• Excerpted passage:
-- start --

July 21.--When Charley was riding after our hobbled horses, he came, at about two miles N. E., from our camp, to another watercourse, with well filled rocky water-holes. When he brought this welcome intelligence, we immediately loaded our bullocks, and moved to these water-holes; on which it appeared some natives had encamped very lately. The country around was broken and scrubby; but in general it was well-grassed, with a sound soil. Our latitude was 17 degrees 52 minutes 53 seconds.

The wind, during the last two days, was from the southward in the forenoon, and from the westward in the afternoon. The nights were calm and clear, but very cold.

Mr. Calvert had happily recovered so much as to be able to resume his duties; and, notwithstanding the fatigues of the last long stage, Mr. Roper had slightly improved.

July 22.--Last night was beautifully clear and calm, until midnight, when a cold south wind set in, which made us all shiver with cold. I had not felt it so much since the night of Mr. Gilbert's death, nor since we left the upper Lynd and the table land of the Burdekin. The wind was equally strong in the morning from the south-east, and veered in the course of the day to the south and south-west.

-- end --

• The tasks:
A – Retype the part of the expedition journal that opens with the words containing "The wind, during" and closes with "had slightly improved.".
B – Summarize the expedition journal in two sentences.
C – Write what follows in the expedition journal, beginning after its final sentence.

• Record excerpts:
-- start --

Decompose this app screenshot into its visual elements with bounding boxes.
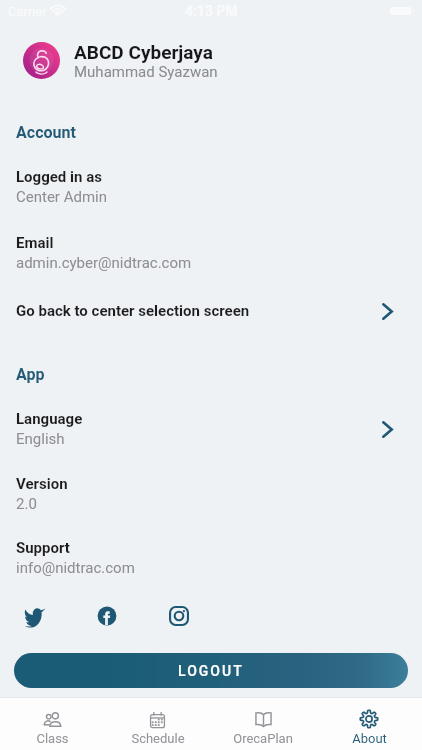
button[interactable]: LOGOUT <box>14 653 408 688</box>
staticText: Go back to center selection screen <box>16 302 250 320</box>
staticText: ABCD Cyberjaya <box>74 41 213 63</box>
button[interactable]: OrecaPlan <box>210 698 316 750</box>
staticText: admin.cyber@nidtrac.com <box>16 254 192 272</box>
staticText: Carrier <box>8 4 47 19</box>
staticText: LOGOUT <box>178 663 244 679</box>
staticText: Account <box>16 123 76 142</box>
button[interactable]: Schedule <box>105 698 210 750</box>
staticText: Email <box>16 234 54 252</box>
button[interactable]: Language <box>0 406 422 452</box>
staticText: Muhammad Syazwan <box>74 63 218 81</box>
button[interactable]: Instagram <box>158 595 199 636</box>
staticText: Class <box>36 731 69 746</box>
staticText: Logged in as <box>16 168 102 186</box>
button[interactable]: Go back to center selection screen <box>0 298 422 324</box>
staticText: App <box>16 365 45 384</box>
staticText: OrecaPlan <box>233 731 293 746</box>
button[interactable]: Facebook <box>86 595 127 636</box>
staticText: 4:13 PM <box>185 3 238 19</box>
staticText: Schedule <box>131 731 185 746</box>
staticText: Version <box>16 475 68 493</box>
staticText: 2.0 <box>16 495 37 513</box>
staticText: info@nidtrac.com <box>16 559 135 577</box>
staticText: Support <box>16 539 70 557</box>
button[interactable]: Class <box>0 698 105 750</box>
staticText: English <box>16 430 65 448</box>
staticText: Center Admin <box>16 188 107 206</box>
staticText: Language <box>16 410 83 428</box>
button[interactable]: Twitter <box>14 595 55 636</box>
button[interactable]: About <box>316 698 422 750</box>
staticText: About <box>352 731 387 746</box>
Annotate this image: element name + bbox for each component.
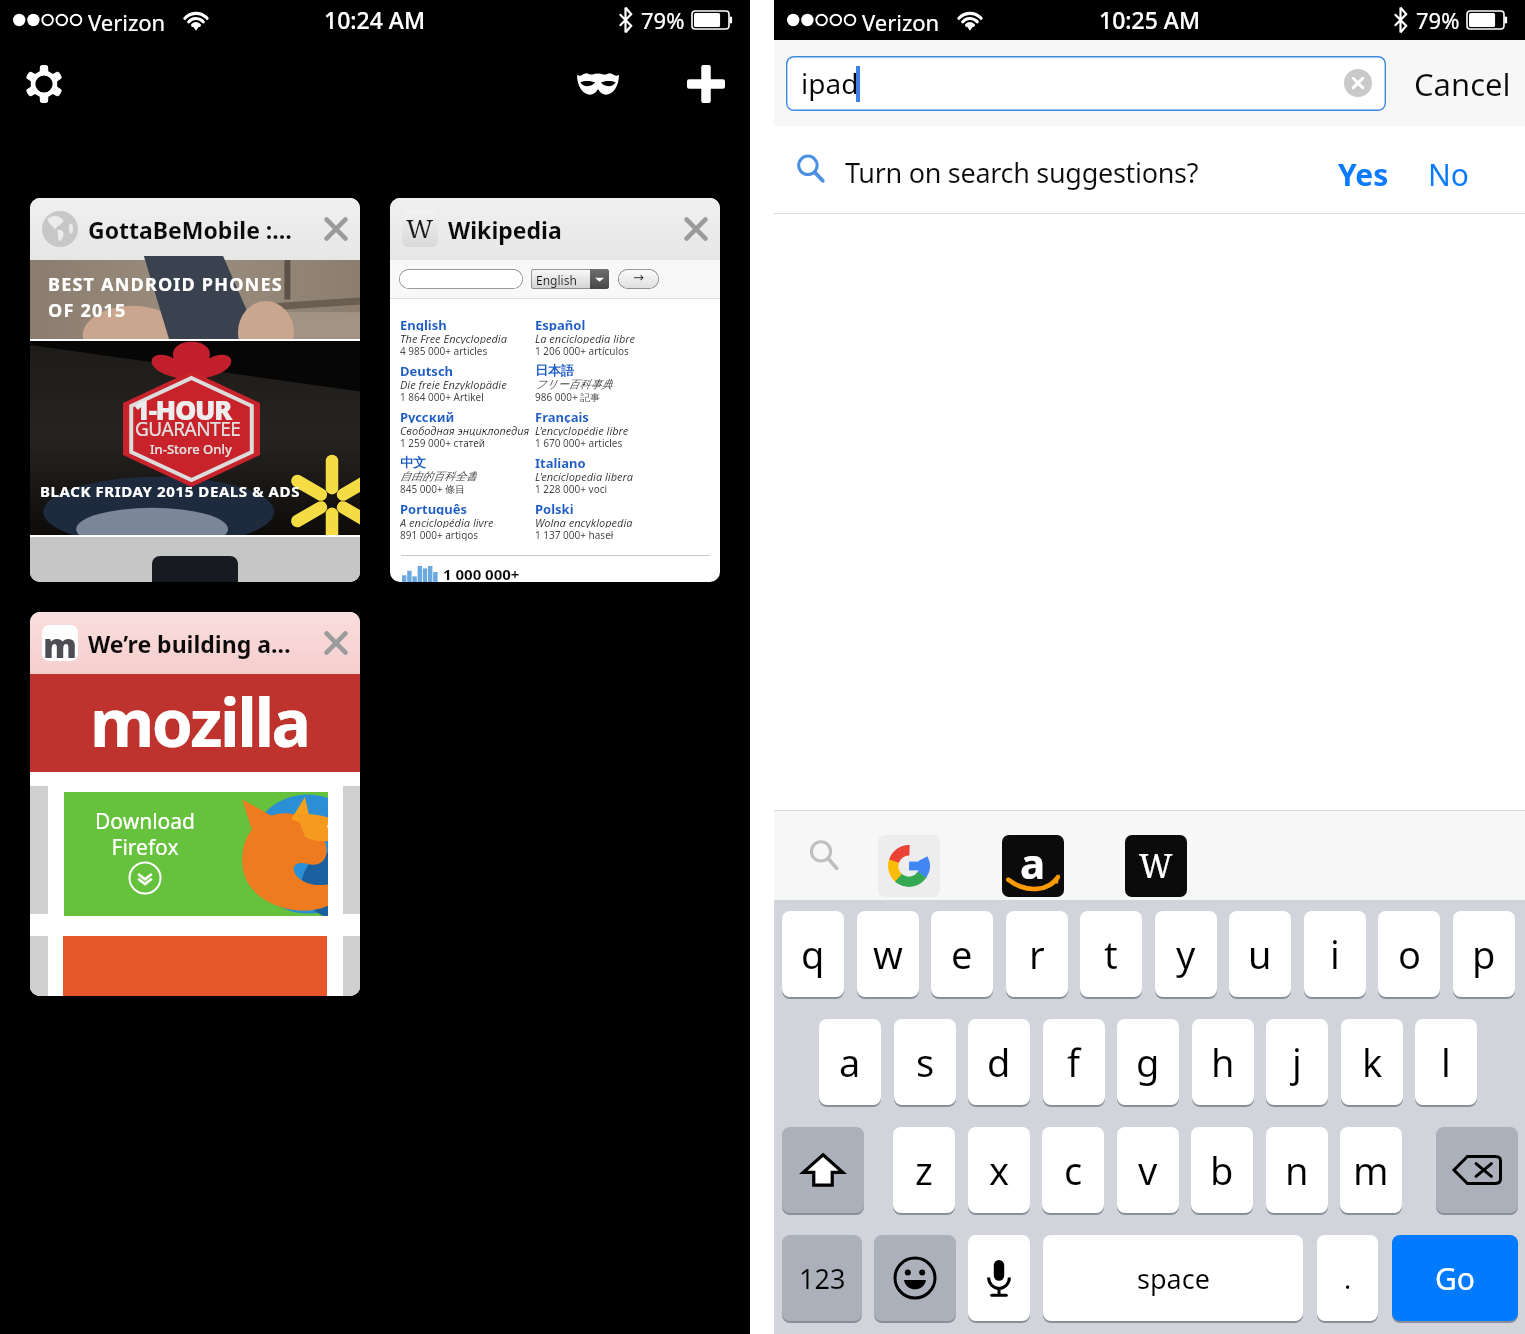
button[interactable]: v [1117, 1127, 1179, 1213]
staticText: x [989, 1144, 1010, 1196]
button[interactable]: Settings [11, 51, 77, 117]
staticText: 1 670 000+ articles [535, 436, 623, 449]
button[interactable]: New tab [672, 50, 740, 118]
button[interactable]: r [1006, 911, 1068, 997]
button[interactable]: h [1192, 1019, 1254, 1105]
button[interactable]: Close tab [319, 626, 353, 660]
staticText: k [1362, 1036, 1383, 1088]
staticText: English [400, 316, 447, 331]
button[interactable]: x [968, 1127, 1030, 1213]
staticText: 1 206 000+ artículos [535, 344, 629, 357]
button[interactable]: s [894, 1019, 956, 1105]
staticText: s [916, 1036, 935, 1088]
button[interactable]: n [1266, 1127, 1328, 1213]
staticText: GUARANTEE [135, 416, 241, 442]
button[interactable]: c [1042, 1127, 1104, 1213]
staticText: 986 000+ 記事 [535, 390, 601, 403]
button[interactable]: No [1428, 154, 1469, 195]
staticText: Go [1435, 1258, 1475, 1299]
button[interactable]: k [1341, 1019, 1403, 1105]
button[interactable]: Go [1392, 1235, 1518, 1321]
staticText: 日本語 [535, 362, 574, 377]
button[interactable]: Emoji [874, 1235, 956, 1321]
button[interactable]: d [968, 1019, 1030, 1105]
staticText: 1 259 000+ статей [400, 436, 485, 449]
button[interactable]: l [1415, 1019, 1477, 1105]
staticText: u [1248, 928, 1272, 980]
button[interactable]: g [1117, 1019, 1179, 1105]
staticText: Cancel [1414, 63, 1511, 105]
staticText: 1 864 000+ Artikel [400, 390, 484, 403]
button[interactable]: m [30, 612, 360, 996]
button[interactable]: t [1080, 911, 1142, 997]
staticText: Download Firefox [94, 807, 196, 861]
button[interactable]: e [931, 911, 993, 997]
staticText: Deutsch [400, 362, 454, 377]
staticText: . [1344, 1260, 1352, 1297]
button[interactable]: i [1304, 911, 1366, 997]
staticText: L'encyclopédie libre [535, 423, 629, 436]
staticText: 79% [641, 5, 685, 35]
button[interactable]: Yes [1338, 154, 1389, 195]
button[interactable]: 123 [782, 1235, 862, 1321]
button[interactable]: m [1340, 1127, 1402, 1213]
staticText: L'enciclopedia libera [535, 469, 633, 482]
button[interactable]: GottaBeMobile :… [30, 198, 360, 582]
button[interactable]: Private browsing [566, 60, 630, 108]
staticText: Turn on search suggestions? [845, 154, 1199, 191]
staticText: 1 000 000+ [443, 564, 520, 582]
button[interactable]: Wikipedia [1125, 835, 1187, 897]
staticText: Verizon [862, 7, 940, 37]
button[interactable]: Google [878, 835, 940, 897]
button[interactable]: space [1043, 1235, 1303, 1321]
button[interactable]: W [390, 198, 720, 582]
staticText: W [1139, 844, 1173, 888]
staticText: BLACK FRIDAY 2015 DEALS & ADS [40, 481, 300, 501]
button[interactable]: . [1317, 1235, 1378, 1321]
staticText: Français [535, 408, 589, 423]
button[interactable]: Clear text [1344, 69, 1372, 97]
staticText: z [915, 1144, 933, 1196]
button[interactable]: u [1229, 911, 1291, 997]
staticText: 中文 [400, 454, 426, 469]
button[interactable]: Search [794, 825, 854, 885]
staticText: v [1138, 1144, 1158, 1196]
button[interactable]: o [1378, 911, 1440, 997]
button[interactable]: ipad [786, 56, 1386, 111]
staticText: i [1330, 928, 1340, 980]
button[interactable]: Backspace [1436, 1127, 1518, 1213]
staticText: h [1211, 1036, 1235, 1088]
button[interactable]: Shift [782, 1127, 864, 1213]
button[interactable]: Dictation [968, 1235, 1030, 1321]
button[interactable]: Amazon [1002, 835, 1064, 897]
button[interactable]: p [1453, 911, 1515, 997]
staticText: 4 985 000+ articles [400, 344, 488, 357]
button[interactable]: j [1266, 1019, 1328, 1105]
button[interactable]: Close tab [679, 212, 713, 246]
button[interactable]: w [857, 911, 919, 997]
staticText: a [1020, 835, 1046, 891]
staticText: Polski [535, 500, 574, 515]
button[interactable]: a [819, 1019, 881, 1105]
staticText: m [43, 625, 77, 658]
button[interactable]: z [893, 1127, 955, 1213]
staticText: w [873, 928, 903, 980]
staticText: o [1398, 928, 1421, 980]
staticText: 10:25 AM [1099, 4, 1201, 35]
button[interactable]: Cancel [1414, 63, 1511, 105]
staticText: W [406, 211, 434, 245]
button[interactable]: q [782, 911, 844, 997]
staticText: La enciclopedia libre [535, 331, 635, 344]
staticText: GottaBeMobile :… [88, 214, 310, 245]
button[interactable]: f [1043, 1019, 1105, 1105]
button[interactable]: Close tab [319, 212, 353, 246]
staticText: r [1029, 928, 1045, 980]
staticText: Español [535, 316, 586, 331]
staticText: 1 137 000+ haseł [535, 528, 614, 541]
staticText: 10:24 AM [324, 4, 426, 35]
staticText: Die freie Enzyklopädie [400, 377, 507, 390]
button[interactable]: y [1155, 911, 1217, 997]
staticText: 79% [1416, 5, 1460, 35]
button[interactable]: b [1191, 1127, 1253, 1213]
staticText: 123 [799, 1260, 846, 1297]
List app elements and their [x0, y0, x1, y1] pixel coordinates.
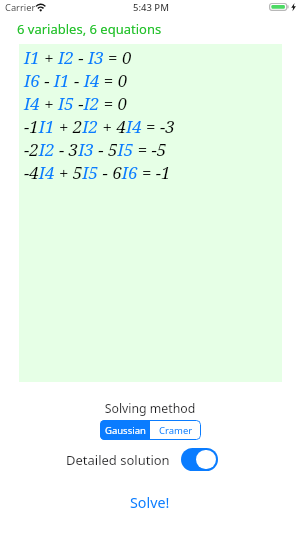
staticText: I4 + I5 -I2 = 0 — [24, 92, 128, 115]
staticText: -1I1 + 2I2 + 4I4 = -3 — [24, 115, 175, 138]
staticText: Cramer — [159, 424, 193, 437]
button[interactable]: Cramer — [150, 420, 201, 440]
staticText: 6 variables, 6 equations — [17, 20, 162, 38]
staticText: Solving method — [0, 400, 300, 417]
staticText: Carrier — [5, 1, 36, 14]
staticText: Detailed solution — [66, 451, 170, 469]
button[interactable]: Detailed solution toggle — [181, 448, 218, 471]
staticText: Solve! — [130, 493, 170, 512]
button[interactable]: Solve! — [0, 490, 300, 514]
staticText: I1 + I2 - I3 = 0 — [24, 46, 132, 69]
staticText: Gaussian — [105, 424, 146, 437]
staticText: I6 - I1 - I4 = 0 — [24, 69, 128, 92]
staticText: -2I2 - 3I3 - 5I5 = -5 — [24, 138, 167, 161]
staticText: -4I4 + 5I5 - 6I6 = -1 — [24, 161, 171, 184]
button[interactable]: Gaussian — [100, 420, 150, 440]
staticText: 5:43 PM — [133, 1, 169, 14]
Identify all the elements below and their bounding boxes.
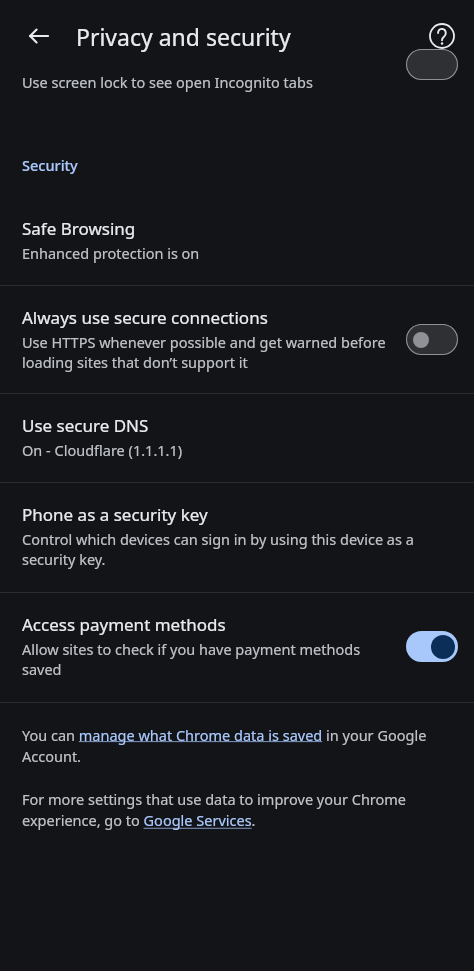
staticText: Control which devices can sign in by usi… xyxy=(22,529,446,570)
staticText: Use secure DNS xyxy=(22,414,149,437)
button[interactable] xyxy=(406,631,458,662)
button[interactable]: Use screen lock to see open Incognito ta… xyxy=(0,72,474,103)
button[interactable] xyxy=(406,324,458,355)
button[interactable]: Phone as a security key xyxy=(0,483,474,592)
button[interactable]: Use secure DNS xyxy=(0,394,474,482)
staticText: Allow sites to check if you have payment… xyxy=(22,639,394,680)
staticText: You can manage what Chrome data is saved… xyxy=(22,725,458,767)
staticText: Phone as a security key xyxy=(22,503,208,526)
staticText: For more settings that use data to impro… xyxy=(22,789,458,831)
button[interactable]: Access payment methods xyxy=(0,593,474,702)
button[interactable]: Always use secure connections xyxy=(0,286,474,393)
staticText: Use screen lock to see open Incognito ta… xyxy=(22,72,394,92)
staticText: Access payment methods xyxy=(22,613,226,636)
button[interactable]: Help xyxy=(420,14,464,58)
staticText: Always use secure connections xyxy=(22,306,268,329)
staticText: On - Cloudflare (1.1.1.1) xyxy=(22,440,183,460)
staticText: Privacy and security xyxy=(76,21,291,52)
staticText: Enhanced protection is on xyxy=(22,243,200,263)
button[interactable]: Safe Browsing xyxy=(0,217,474,285)
staticText: Safe Browsing xyxy=(22,217,136,240)
staticText: Security xyxy=(22,155,78,175)
staticText: Use HTTPS whenever possible and get warn… xyxy=(22,332,394,373)
button[interactable]: Back xyxy=(15,12,63,60)
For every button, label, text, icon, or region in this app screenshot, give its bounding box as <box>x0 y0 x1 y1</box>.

-- end --

• The answers:
A –
The wind, during the last two days, was from the southward in the forenoon, and from the westward in the afternoon. The nights were calm and clear, but very cold.

Mr. Calvert had happily recovered so much as to be able to resume his duties; and, notwithstanding the fatigues of the last long stage, Mr. Roper had slightly improved.

B – On July 21, Charley found well-filled rocky water-holes about two miles northeast of the camp, and the party moved there, into broken, scrubby but generally well-grassed country at latitude 17 degrees 52 minutes 53 seconds. Mr. Calvert had recovered enough to resume his duties and Mr. Roper had slightly improved, while the nights were calm, clear and very cold, and the July 22 entry records a cold south wind that set in at midnight and made everyone shiver.

C –
We travelled about eight miles and a half W.N.W. to lat. 17 degrees 50 minutes 28 seconds, at first passing over a scrubby country, which changed into box flats when we approached the waterless creek, at which we encamped on the night of the 20th. To the westward of this creek, box flats alternated with tea-tree thickets; and opened at last into a large plain, which we crossed at its southern termination, where it was three miles broad; it appeared boundless to the northward. Plains of the same character had been dimly seen through the open forest to the northward, for some time before we came to the one we crossed. This was not covered with the stiff grass, nor the dry wind-grass of the plains north of the Staaten; but it bore a fine crop of tender grasses, which rendered them infinitely more valuable for the pasture of horses and cattle. At the west side of the plain, we found a chain of fine long lagoons, surrounded by Polygonum, and apparently well stocked with fish.